BRIEF: The listing below should be written out exactly; please include all of it.
## Start RECORD SET
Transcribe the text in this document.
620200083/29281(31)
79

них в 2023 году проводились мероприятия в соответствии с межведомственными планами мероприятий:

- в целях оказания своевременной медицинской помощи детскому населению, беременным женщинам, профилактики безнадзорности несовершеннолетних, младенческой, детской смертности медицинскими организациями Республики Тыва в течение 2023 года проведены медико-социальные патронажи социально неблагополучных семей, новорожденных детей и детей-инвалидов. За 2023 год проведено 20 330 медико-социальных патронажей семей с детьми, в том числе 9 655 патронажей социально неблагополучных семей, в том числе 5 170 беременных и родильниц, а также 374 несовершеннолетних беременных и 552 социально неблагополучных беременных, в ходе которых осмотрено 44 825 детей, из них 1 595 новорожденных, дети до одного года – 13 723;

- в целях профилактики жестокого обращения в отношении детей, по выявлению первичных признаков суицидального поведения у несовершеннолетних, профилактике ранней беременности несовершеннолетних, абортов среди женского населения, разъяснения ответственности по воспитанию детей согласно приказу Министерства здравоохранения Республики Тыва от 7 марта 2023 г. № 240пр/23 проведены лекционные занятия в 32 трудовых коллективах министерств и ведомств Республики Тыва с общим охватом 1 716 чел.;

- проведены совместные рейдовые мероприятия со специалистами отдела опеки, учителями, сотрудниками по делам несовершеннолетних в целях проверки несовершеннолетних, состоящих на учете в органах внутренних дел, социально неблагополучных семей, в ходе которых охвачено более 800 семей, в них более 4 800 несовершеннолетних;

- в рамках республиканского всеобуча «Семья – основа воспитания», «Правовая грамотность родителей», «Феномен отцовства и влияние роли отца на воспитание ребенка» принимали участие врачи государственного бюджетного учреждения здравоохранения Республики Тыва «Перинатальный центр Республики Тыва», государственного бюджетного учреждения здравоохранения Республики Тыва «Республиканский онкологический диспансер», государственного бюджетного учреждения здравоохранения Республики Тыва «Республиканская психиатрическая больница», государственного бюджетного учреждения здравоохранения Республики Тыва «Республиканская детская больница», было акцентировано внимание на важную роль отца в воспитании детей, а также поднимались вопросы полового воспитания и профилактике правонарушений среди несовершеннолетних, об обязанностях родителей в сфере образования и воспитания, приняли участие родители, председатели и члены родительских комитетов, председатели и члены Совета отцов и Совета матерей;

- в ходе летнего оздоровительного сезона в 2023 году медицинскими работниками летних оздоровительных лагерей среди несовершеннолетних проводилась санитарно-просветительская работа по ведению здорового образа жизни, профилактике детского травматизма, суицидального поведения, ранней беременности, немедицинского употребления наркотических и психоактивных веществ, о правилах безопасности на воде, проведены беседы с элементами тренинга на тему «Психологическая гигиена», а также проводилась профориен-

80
## End RECORD SET
TASK RESULT:
Transcribe the text in this document.
620200083/29281(31)
79

них в 2023 году проводились мероприятия в соответствии с межведомственными планами мероприятий:

- в целях оказания своевременной медицинской помощи детскому населению, беременным женщинам, профилактики безнадзорности несовершеннолетних, младенческой, детской смертности медицинскими организациями Республики Тыва в течение 2023 года проведены медико-социальные патронажи социально неблагополучных семей, новорожденных детей и детей-инвалидов. За 2023 год проведено 20 330 медико-социальных патронажей семей с детьми, в том числе 9 655 патронажей социально неблагополучных семей, в том числе 5 170 беременных и родильниц, а также 374 несовершеннолетних беременных и 552 социально неблагополучных беременных, в ходе которых осмотрено 44 825 детей, из них 1 595 новорожденных, дети до одного года – 13 723;

- в целях профилактики жестокого обращения в отношении детей, по выявлению первичных признаков суицидального поведения у несовершеннолетних, профилактике ранней беременности несовершеннолетних, абортов среди женского населения, разъяснения ответственности по воспитанию детей согласно приказу Министерства здравоохранения Республики Тыва от 7 марта 2023 г. № 240пр/23 проведены лекционные занятия в 32 трудовых коллективах министерств и ведомств Республики Тыва с общим охватом 1 716 чел.;

- проведены совместные рейдовые мероприятия со специалистами отдела опеки, учителями, сотрудниками по делам несовершеннолетних в целях проверки несовершеннолетних, состоящих на учете в органах внутренних дел, социально неблагополучных семей, в ходе которых охвачено более 800 семей, в них более 4 800 несовершеннолетних;

- в рамках республиканского всеобуча «Семья – основа воспитания», «Правовая грамотность родителей», «Феномен отцовства и влияние роли отца на воспитание ребенка» принимали участие врачи государственного бюджетного учреждения здравоохранения Республики Тыва «Перинатальный центр Республики Тыва», государственного бюджетного учреждения здравоохранения Республики Тыва «Республиканский онкологический диспансер», государственного бюджетного учреждения здравоохранения Республики Тыва «Республиканская психиатрическая больница», государственного бюджетного учреждения здравоохранения Республики Тыва «Республиканская детская больница», было акцентировано внимание на важную роль отца в воспитании детей, а также поднимались вопросы полового воспитания и профилактике правонарушений среди несовершеннолетних, об обязанностях родителей в сфере образования и воспитания, приняли участие родители, председатели и члены родительских комитетов, председатели и члены Совета отцов и Совета матерей;

- в ходе летнего оздоровительного сезона в 2023 году медицинскими работниками летних оздоровительных лагерей среди несовершеннолетних проводилась санитарно-просветительская работа по ведению здорового образа жизни, профилактике детского травматизма, суицидального поведения, ранней беременности, немедицинского употребления наркотических и психоактивных веществ, о правилах безопасности на воде, проведены беседы с элементами тренинга на тему «Психологическая гигиена», а также проводилась профориен-

80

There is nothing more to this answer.